BEGIN Task input

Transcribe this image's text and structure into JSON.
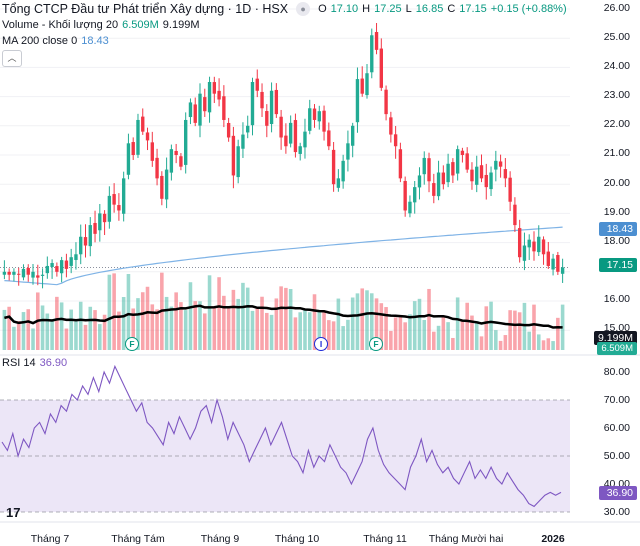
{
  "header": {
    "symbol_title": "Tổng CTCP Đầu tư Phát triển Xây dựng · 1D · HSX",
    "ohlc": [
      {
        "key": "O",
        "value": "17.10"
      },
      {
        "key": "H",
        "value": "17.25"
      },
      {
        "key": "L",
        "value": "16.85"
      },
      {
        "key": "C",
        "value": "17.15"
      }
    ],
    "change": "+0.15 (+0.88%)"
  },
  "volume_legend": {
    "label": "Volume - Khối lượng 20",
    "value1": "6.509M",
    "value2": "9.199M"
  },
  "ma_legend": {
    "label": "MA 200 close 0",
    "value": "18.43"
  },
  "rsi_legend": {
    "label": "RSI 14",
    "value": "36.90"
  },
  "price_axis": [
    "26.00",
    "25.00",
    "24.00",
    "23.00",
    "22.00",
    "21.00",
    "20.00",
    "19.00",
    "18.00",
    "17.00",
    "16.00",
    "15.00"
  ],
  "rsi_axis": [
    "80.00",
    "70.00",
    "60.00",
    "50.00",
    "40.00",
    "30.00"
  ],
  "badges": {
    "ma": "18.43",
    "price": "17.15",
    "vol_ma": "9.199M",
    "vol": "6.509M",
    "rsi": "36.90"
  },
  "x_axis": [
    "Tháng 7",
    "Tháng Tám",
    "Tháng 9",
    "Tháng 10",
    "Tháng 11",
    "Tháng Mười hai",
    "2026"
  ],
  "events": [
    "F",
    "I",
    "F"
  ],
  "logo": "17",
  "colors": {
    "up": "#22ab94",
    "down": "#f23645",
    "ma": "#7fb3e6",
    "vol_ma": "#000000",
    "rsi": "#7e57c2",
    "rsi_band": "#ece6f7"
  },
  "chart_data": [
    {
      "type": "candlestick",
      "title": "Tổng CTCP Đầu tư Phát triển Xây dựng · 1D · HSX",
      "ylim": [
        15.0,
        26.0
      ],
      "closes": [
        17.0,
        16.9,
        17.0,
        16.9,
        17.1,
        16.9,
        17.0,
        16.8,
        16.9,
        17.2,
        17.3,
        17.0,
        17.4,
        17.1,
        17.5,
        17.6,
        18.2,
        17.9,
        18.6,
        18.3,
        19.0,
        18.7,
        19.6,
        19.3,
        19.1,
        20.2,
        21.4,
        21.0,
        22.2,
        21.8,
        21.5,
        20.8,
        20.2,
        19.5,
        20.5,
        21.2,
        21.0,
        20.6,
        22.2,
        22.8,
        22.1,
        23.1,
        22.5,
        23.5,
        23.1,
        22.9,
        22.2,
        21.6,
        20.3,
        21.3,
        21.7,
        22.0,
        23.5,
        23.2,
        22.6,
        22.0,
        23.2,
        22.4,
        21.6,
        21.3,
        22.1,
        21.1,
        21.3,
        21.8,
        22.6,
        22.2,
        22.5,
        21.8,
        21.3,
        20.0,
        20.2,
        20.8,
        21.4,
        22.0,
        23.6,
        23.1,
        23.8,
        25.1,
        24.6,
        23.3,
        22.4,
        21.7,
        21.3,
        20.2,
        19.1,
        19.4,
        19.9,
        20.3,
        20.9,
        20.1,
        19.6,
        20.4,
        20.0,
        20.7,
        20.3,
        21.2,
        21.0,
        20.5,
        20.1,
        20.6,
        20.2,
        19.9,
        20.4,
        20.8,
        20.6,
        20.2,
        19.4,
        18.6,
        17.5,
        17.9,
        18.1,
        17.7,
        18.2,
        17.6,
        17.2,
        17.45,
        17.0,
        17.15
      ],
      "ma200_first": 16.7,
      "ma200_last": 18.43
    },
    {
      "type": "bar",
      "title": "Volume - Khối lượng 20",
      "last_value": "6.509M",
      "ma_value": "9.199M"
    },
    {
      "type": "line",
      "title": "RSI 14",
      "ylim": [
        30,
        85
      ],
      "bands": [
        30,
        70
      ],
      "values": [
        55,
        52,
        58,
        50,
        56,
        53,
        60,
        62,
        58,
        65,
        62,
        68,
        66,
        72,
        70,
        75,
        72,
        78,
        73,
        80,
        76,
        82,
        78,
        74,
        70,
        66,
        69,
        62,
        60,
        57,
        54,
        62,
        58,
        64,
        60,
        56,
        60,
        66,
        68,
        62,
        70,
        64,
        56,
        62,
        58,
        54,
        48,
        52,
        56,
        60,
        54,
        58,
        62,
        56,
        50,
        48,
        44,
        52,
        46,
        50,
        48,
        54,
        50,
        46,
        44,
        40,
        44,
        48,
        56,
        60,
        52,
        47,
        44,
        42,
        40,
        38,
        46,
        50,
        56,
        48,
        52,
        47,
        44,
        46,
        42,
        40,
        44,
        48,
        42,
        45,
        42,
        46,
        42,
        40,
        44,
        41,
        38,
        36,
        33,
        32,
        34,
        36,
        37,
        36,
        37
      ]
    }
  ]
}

END Task input

*Set task*.
Each line in the listing above that contains "Tháng" should be copied.

*Task result*.
    "Tháng 7",
    "Tháng Tám",
    "Tháng 9",
    "Tháng 10",
    "Tháng 11",
    "Tháng Mười hai",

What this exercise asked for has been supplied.